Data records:
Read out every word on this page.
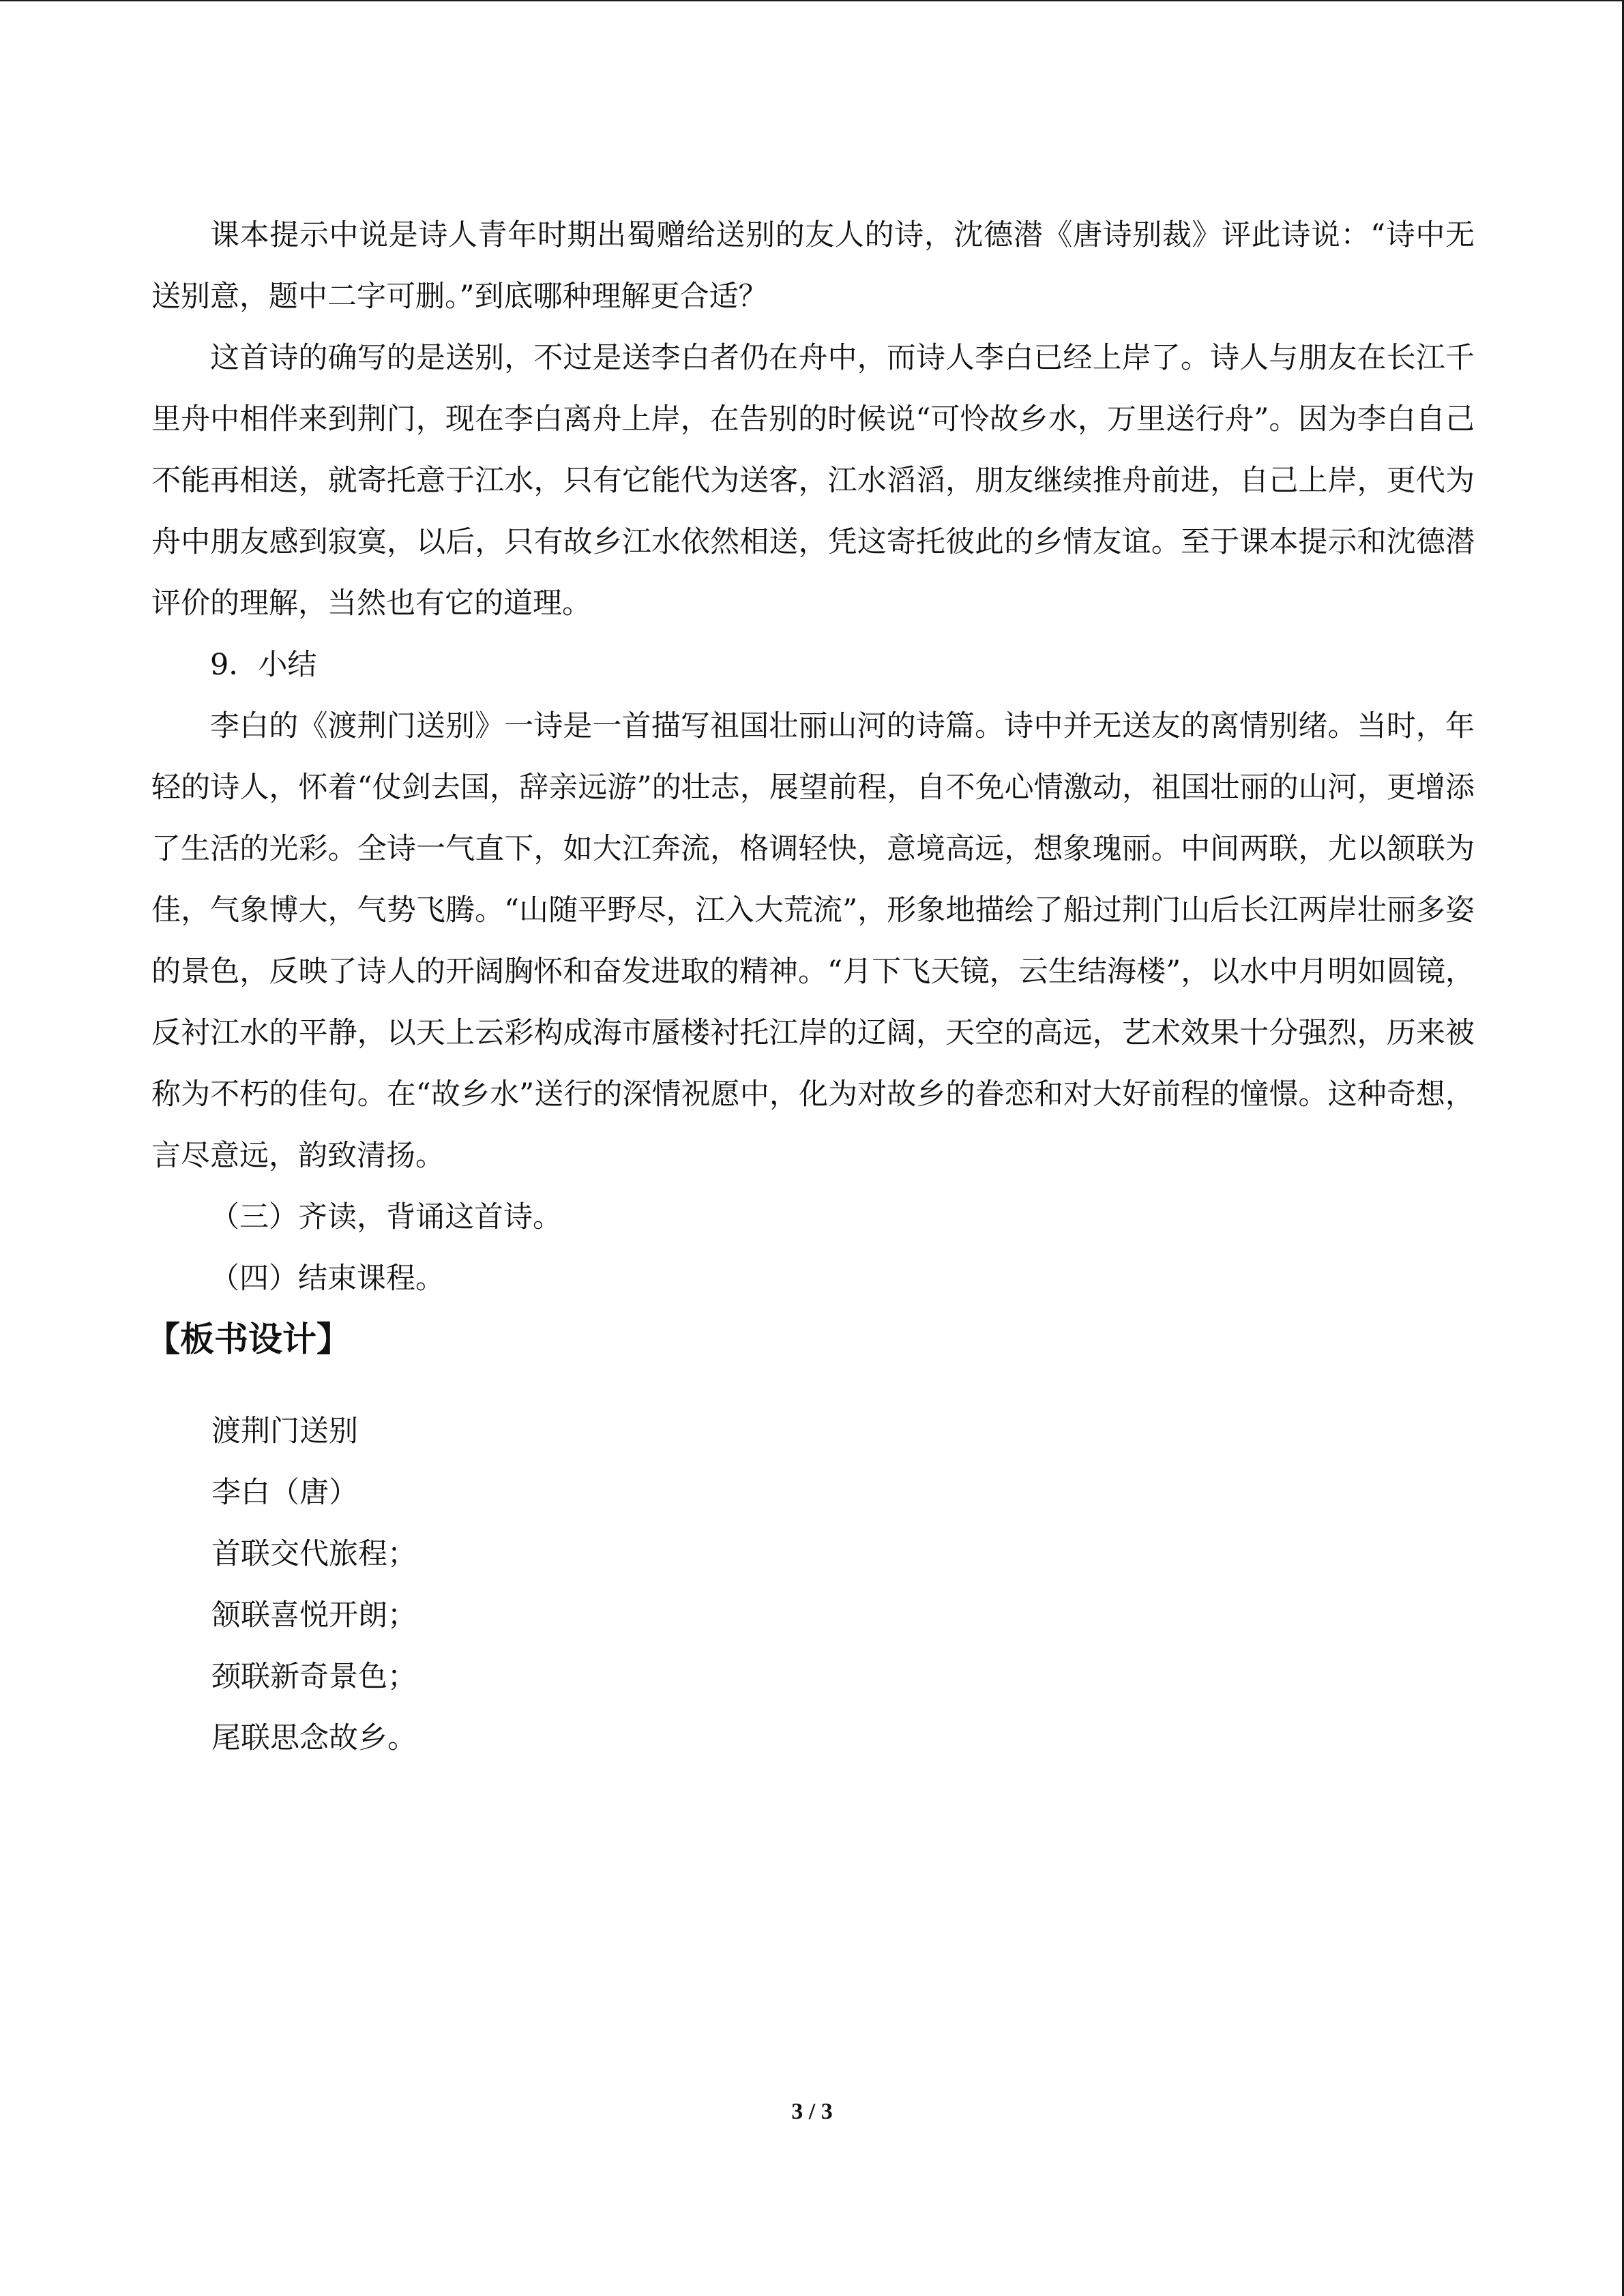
课本提示中说是诗人青年时期出蜀赠给送别的友人的诗，沈德潜《唐诗别裁》评此诗说：“诗中无送别意，题中二字可删。”到底哪种理解更合适？

这首诗的确写的是送别，不过是送李白者仍在舟中，而诗人李白已经上岸了。诗人与朋友在长江千里舟中相伴来到荆门，现在李白离舟上岸，在告别的时候说“可怜故乡水，万里送行舟”。因为李白自己不能再相送，就寄托意于江水，只有它能代为送客，江水滔滔，朋友继续推舟前进，自己上岸，更代为舟中朋友感到寂寞，以后，只有故乡江水依然相送，凭这寄托彼此的乡情友谊。至于课本提示和沈德潜评价的理解，当然也有它的道理。

9．小结

李白的《渡荆门送别》一诗是一首描写祖国壮丽山河的诗篇。诗中并无送友的离情别绪。当时，年轻的诗人，怀着“仗剑去国，辞亲远游”的壮志，展望前程，自不免心情激动，祖国壮丽的山河，更增添了生活的光彩。全诗一气直下，如大江奔流，格调轻快，意境高远，想象瑰丽。中间两联，尤以颔联为佳，气象博大，气势飞腾。“山随平野尽，江入大荒流”，形象地描绘了船过荆门山后长江两岸壮丽多姿的景色，反映了诗人的开阔胸怀和奋发进取的精神。“月下飞天镜，云生结海楼”，以水中月明如圆镜，反衬江水的平静，以天上云彩构成海市蜃楼衬托江岸的辽阔，天空的高远，艺术效果十分强烈，历来被称为不朽的佳句。在“故乡水”送行的深情祝愿中，化为对故乡的眷恋和对大好前程的憧憬。这种奇想，言尽意远，韵致清扬。

（三）齐读，背诵这首诗。

（四）结束课程。

【板书设计】

渡荆门送别

李白（唐）

首联交代旅程；

颔联喜悦开朗；

颈联新奇景色；

尾联思念故乡。

3 / 3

▶ Task to carry out
Write out every entry again word for word, without any of the pictures.

▶ Worked solution
Read out every word on this page.
课本提示中说是诗人青年时期出蜀赠给送别的友人的诗，沈德潜《唐诗别裁》评此诗说：“诗中无送别意，题中二字可删。”到底哪种理解更合适？

这首诗的确写的是送别，不过是送李白者仍在舟中，而诗人李白已经上岸了。诗人与朋友在长江千里舟中相伴来到荆门，现在李白离舟上岸，在告别的时候说“可怜故乡水，万里送行舟”。因为李白自己不能再相送，就寄托意于江水，只有它能代为送客，江水滔滔，朋友继续推舟前进，自己上岸，更代为舟中朋友感到寂寞，以后，只有故乡江水依然相送，凭这寄托彼此的乡情友谊。至于课本提示和沈德潜评价的理解，当然也有它的道理。

9．小结

李白的《渡荆门送别》一诗是一首描写祖国壮丽山河的诗篇。诗中并无送友的离情别绪。当时，年轻的诗人，怀着“仗剑去国，辞亲远游”的壮志，展望前程，自不免心情激动，祖国壮丽的山河，更增添了生活的光彩。全诗一气直下，如大江奔流，格调轻快，意境高远，想象瑰丽。中间两联，尤以颔联为佳，气象博大，气势飞腾。“山随平野尽，江入大荒流”，形象地描绘了船过荆门山后长江两岸壮丽多姿的景色，反映了诗人的开阔胸怀和奋发进取的精神。“月下飞天镜，云生结海楼”，以水中月明如圆镜，反衬江水的平静，以天上云彩构成海市蜃楼衬托江岸的辽阔，天空的高远，艺术效果十分强烈，历来被称为不朽的佳句。在“故乡水”送行的深情祝愿中，化为对故乡的眷恋和对大好前程的憧憬。这种奇想，言尽意远，韵致清扬。

（三）齐读，背诵这首诗。

（四）结束课程。

【板书设计】

渡荆门送别

李白（唐）

首联交代旅程；

颔联喜悦开朗；

颈联新奇景色；

尾联思念故乡。

3 / 3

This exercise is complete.